● Given records:
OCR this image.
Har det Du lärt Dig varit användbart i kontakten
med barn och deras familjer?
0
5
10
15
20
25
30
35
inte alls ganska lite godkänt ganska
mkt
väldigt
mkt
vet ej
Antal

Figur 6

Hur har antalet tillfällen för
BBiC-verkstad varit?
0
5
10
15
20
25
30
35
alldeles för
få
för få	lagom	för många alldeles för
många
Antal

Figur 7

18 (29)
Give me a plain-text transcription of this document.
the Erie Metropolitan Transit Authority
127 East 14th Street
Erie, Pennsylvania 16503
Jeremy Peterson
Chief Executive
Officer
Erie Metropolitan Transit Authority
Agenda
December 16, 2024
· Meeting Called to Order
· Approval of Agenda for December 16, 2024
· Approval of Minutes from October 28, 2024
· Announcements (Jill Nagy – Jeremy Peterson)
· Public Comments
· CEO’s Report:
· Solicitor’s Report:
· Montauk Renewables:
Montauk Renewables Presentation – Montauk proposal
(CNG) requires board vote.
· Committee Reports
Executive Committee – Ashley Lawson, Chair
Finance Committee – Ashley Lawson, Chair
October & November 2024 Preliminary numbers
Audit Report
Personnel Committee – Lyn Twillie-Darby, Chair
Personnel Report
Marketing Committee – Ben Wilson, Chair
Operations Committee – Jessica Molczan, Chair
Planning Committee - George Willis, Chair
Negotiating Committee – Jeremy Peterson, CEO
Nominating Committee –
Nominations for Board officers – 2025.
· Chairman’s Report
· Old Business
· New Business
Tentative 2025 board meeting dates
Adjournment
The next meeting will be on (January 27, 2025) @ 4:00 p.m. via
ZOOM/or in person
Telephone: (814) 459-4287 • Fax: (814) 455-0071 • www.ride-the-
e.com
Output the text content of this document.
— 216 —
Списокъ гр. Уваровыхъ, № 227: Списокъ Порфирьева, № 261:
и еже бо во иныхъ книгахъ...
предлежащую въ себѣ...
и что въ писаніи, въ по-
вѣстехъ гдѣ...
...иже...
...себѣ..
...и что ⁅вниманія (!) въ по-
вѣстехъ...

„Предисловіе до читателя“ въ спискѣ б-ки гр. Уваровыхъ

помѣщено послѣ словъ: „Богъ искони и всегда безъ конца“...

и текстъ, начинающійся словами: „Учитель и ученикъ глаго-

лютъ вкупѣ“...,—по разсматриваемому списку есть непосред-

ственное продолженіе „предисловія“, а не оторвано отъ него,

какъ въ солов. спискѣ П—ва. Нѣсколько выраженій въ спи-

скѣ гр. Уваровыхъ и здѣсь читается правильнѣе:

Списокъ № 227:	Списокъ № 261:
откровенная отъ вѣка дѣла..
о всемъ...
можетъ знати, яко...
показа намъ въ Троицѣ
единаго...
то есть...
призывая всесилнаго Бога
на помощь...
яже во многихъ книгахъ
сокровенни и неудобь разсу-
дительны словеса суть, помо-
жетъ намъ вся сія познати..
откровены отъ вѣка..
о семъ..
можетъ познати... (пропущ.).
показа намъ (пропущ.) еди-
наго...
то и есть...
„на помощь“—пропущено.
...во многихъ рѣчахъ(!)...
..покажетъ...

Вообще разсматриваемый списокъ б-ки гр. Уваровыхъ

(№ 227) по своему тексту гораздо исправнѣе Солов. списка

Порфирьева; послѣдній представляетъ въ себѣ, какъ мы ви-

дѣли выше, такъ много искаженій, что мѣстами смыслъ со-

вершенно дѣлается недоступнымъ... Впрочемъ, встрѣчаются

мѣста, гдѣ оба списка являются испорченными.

● Given task: State how many lines of the listing include the word "October". Reply with the number alone.

● Task response: 2